→ Task requirements: Set down all of the entries word for word, omitting the images they contain.

→ Record list:
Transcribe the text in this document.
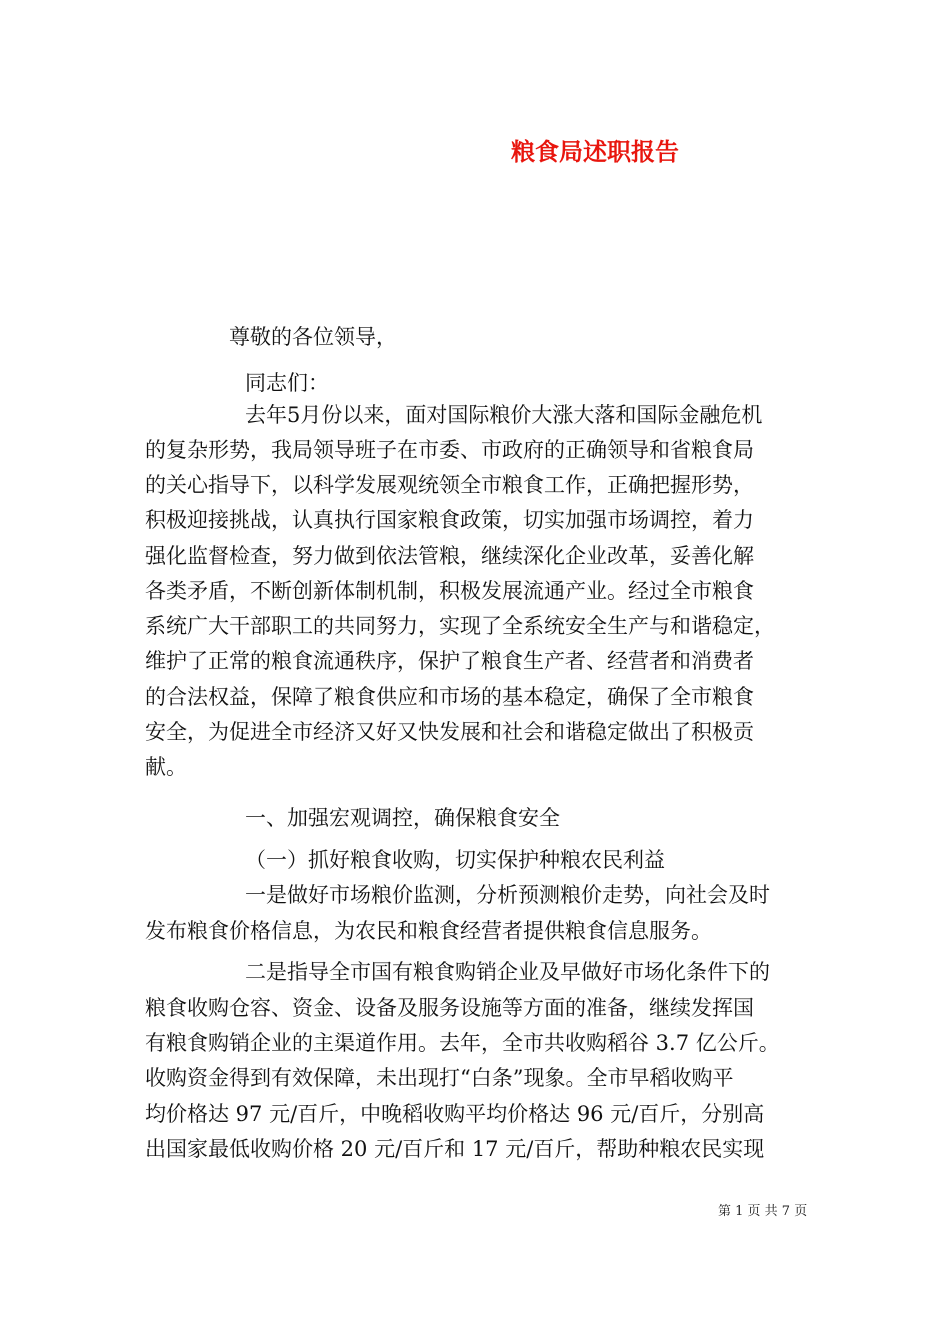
粮食局述职报告

尊敬的各位领导，

同志们：

去年5月份以来，面对国际粮价大涨大落和国际金融危机

的复杂形势，我局领导班子在市委、市政府的正确领导和省粮食局

的关心指导下，以科学发展观统领全市粮食工作，正确把握形势，

积极迎接挑战，认真执行国家粮食政策，切实加强市场调控，着力

强化监督检查，努力做到依法管粮，继续深化企业改革，妥善化解

各类矛盾，不断创新体制机制，积极发展流通产业。经过全市粮食

系统广大干部职工的共同努力，实现了全系统安全生产与和谐稳定，

维护了正常的粮食流通秩序，保护了粮食生产者、经营者和消费者

的合法权益，保障了粮食供应和市场的基本稳定，确保了全市粮食

安全，为促进全市经济又好又快发展和社会和谐稳定做出了积极贡

献。

一、加强宏观调控，确保粮食安全

（一）抓好粮食收购，切实保护种粮农民利益

一是做好市场粮价监测，分析预测粮价走势，向社会及时

发布粮食价格信息，为农民和粮食经营者提供粮食信息服务。

二是指导全市国有粮食购销企业及早做好市场化条件下的

粮食收购仓容、资金、设备及服务设施等方面的准备，继续发挥国

有粮食购销企业的主渠道作用。去年，全市共收购稻谷 3.7 亿公斤。

收购资金得到有效保障，未出现打“白条”现象。全市早稻收购平

均价格达 97 元/百斤，中晚稻收购平均价格达 96 元/百斤，分别高

出国家最低收购价格 20 元/百斤和 17 元/百斤，帮助种粮农民实现

第 1 页 共 7 页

→ Finished answer:
Transcribe the text in this document.
粮食局述职报告

尊敬的各位领导，

同志们：

去年5月份以来，面对国际粮价大涨大落和国际金融危机

的复杂形势，我局领导班子在市委、市政府的正确领导和省粮食局

的关心指导下，以科学发展观统领全市粮食工作，正确把握形势，

积极迎接挑战，认真执行国家粮食政策，切实加强市场调控，着力

强化监督检查，努力做到依法管粮，继续深化企业改革，妥善化解

各类矛盾，不断创新体制机制，积极发展流通产业。经过全市粮食

系统广大干部职工的共同努力，实现了全系统安全生产与和谐稳定，

维护了正常的粮食流通秩序，保护了粮食生产者、经营者和消费者

的合法权益，保障了粮食供应和市场的基本稳定，确保了全市粮食

安全，为促进全市经济又好又快发展和社会和谐稳定做出了积极贡

献。

一、加强宏观调控，确保粮食安全

（一）抓好粮食收购，切实保护种粮农民利益

一是做好市场粮价监测，分析预测粮价走势，向社会及时

发布粮食价格信息，为农民和粮食经营者提供粮食信息服务。

二是指导全市国有粮食购销企业及早做好市场化条件下的

粮食收购仓容、资金、设备及服务设施等方面的准备，继续发挥国

有粮食购销企业的主渠道作用。去年，全市共收购稻谷 3.7 亿公斤。

收购资金得到有效保障，未出现打“白条”现象。全市早稻收购平

均价格达 97 元/百斤，中晚稻收购平均价格达 96 元/百斤，分别高

出国家最低收购价格 20 元/百斤和 17 元/百斤，帮助种粮农民实现

第 1 页 共 7 页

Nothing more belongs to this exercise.